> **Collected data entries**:

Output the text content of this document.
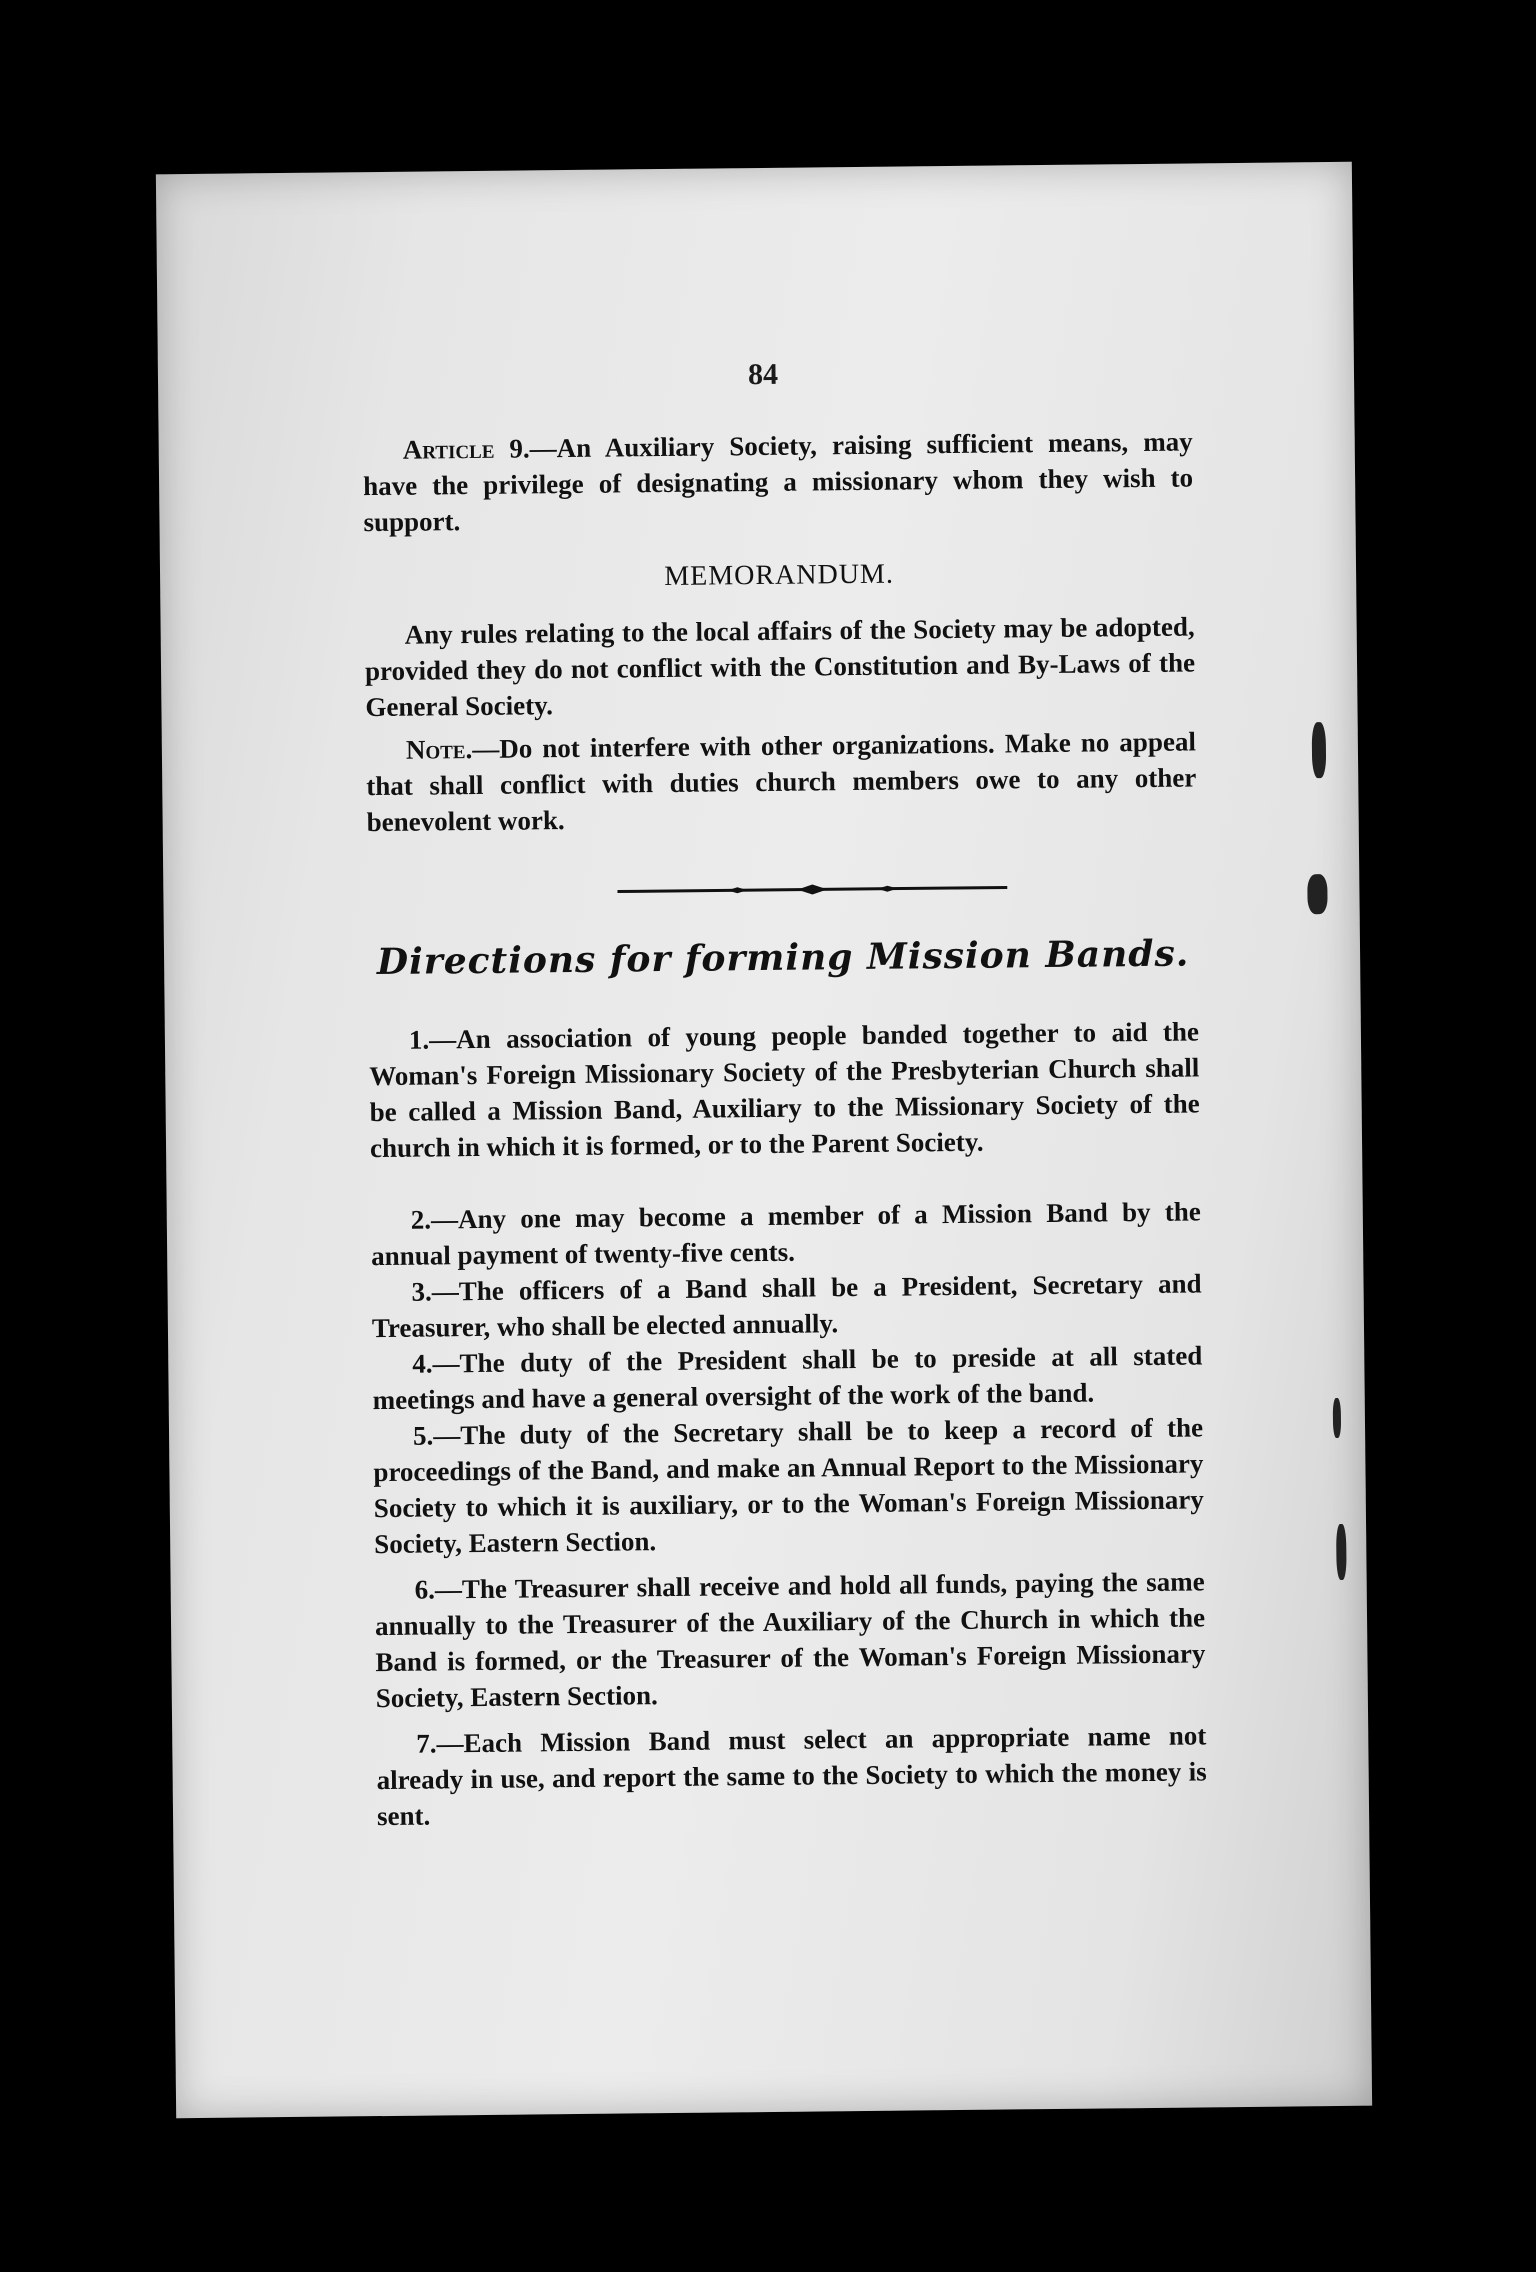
84

Article 9.—An Auxiliary Society, raising sufficient means, may have the privilege of designating a missionary whom they wish to support.

MEMORANDUM.

Any rules relating to the local affairs of the Society may be adopted, provided they do not conflict with the Constitution and By-Laws of the General Society.

Note.—Do not interfere with other organizations. Make no appeal that shall conflict with duties church members owe to any other benevolent work.

Directions for forming Mission Bands.

1.—An association of young people banded together to aid the Woman's Foreign Missionary Society of the Presbyterian Church shall be called a Mission Band, Auxiliary to the Missionary Society of the church in which it is formed, or to the Parent Society.

2.—Any one may become a member of a Mission Band by the annual payment of twenty-five cents.

3.—The officers of a Band shall be a President, Secretary and Treasurer, who shall be elected annually.

4.—The duty of the President shall be to preside at all stated meetings and have a general oversight of the work of the band.

5.—The duty of the Secretary shall be to keep a record of the proceedings of the Band, and make an Annual Report to the Missionary Society to which it is auxiliary, or to the Woman's Foreign Missionary Society, Eastern Section.

6.—The Treasurer shall receive and hold all funds, paying the same annually to the Treasurer of the Auxiliary of the Church in which the Band is formed, or the Treasurer of the Woman's Foreign Missionary Society, Eastern Section.

7.—Each Mission Band must select an appropriate name not already in use, and report the same to the Society to which the money is sent.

> **EXERCISE GOAL**:
Exclude the pictures and repeat every other part of the records word for word.

> **CORRECT RESPONSE**:
Output the text content of this document.
84

Article 9.—An Auxiliary Society, raising sufficient means, may have the privilege of designating a missionary whom they wish to support.

MEMORANDUM.

Any rules relating to the local affairs of the Society may be adopted, provided they do not conflict with the Constitution and By-Laws of the General Society.

Note.—Do not interfere with other organizations. Make no appeal that shall conflict with duties church members owe to any other benevolent work.

Directions for forming Mission Bands.

1.—An association of young people banded together to aid the Woman's Foreign Missionary Society of the Presbyterian Church shall be called a Mission Band, Auxiliary to the Missionary Society of the church in which it is formed, or to the Parent Society.

2.—Any one may become a member of a Mission Band by the annual payment of twenty-five cents.

3.—The officers of a Band shall be a President, Secretary and Treasurer, who shall be elected annually.

4.—The duty of the President shall be to preside at all stated meetings and have a general oversight of the work of the band.

5.—The duty of the Secretary shall be to keep a record of the proceedings of the Band, and make an Annual Report to the Missionary Society to which it is auxiliary, or to the Woman's Foreign Missionary Society, Eastern Section.

6.—The Treasurer shall receive and hold all funds, paying the same annually to the Treasurer of the Auxiliary of the Church in which the Band is formed, or the Treasurer of the Woman's Foreign Missionary Society, Eastern Section.

7.—Each Mission Band must select an appropriate name not already in use, and report the same to the Society to which the money is sent.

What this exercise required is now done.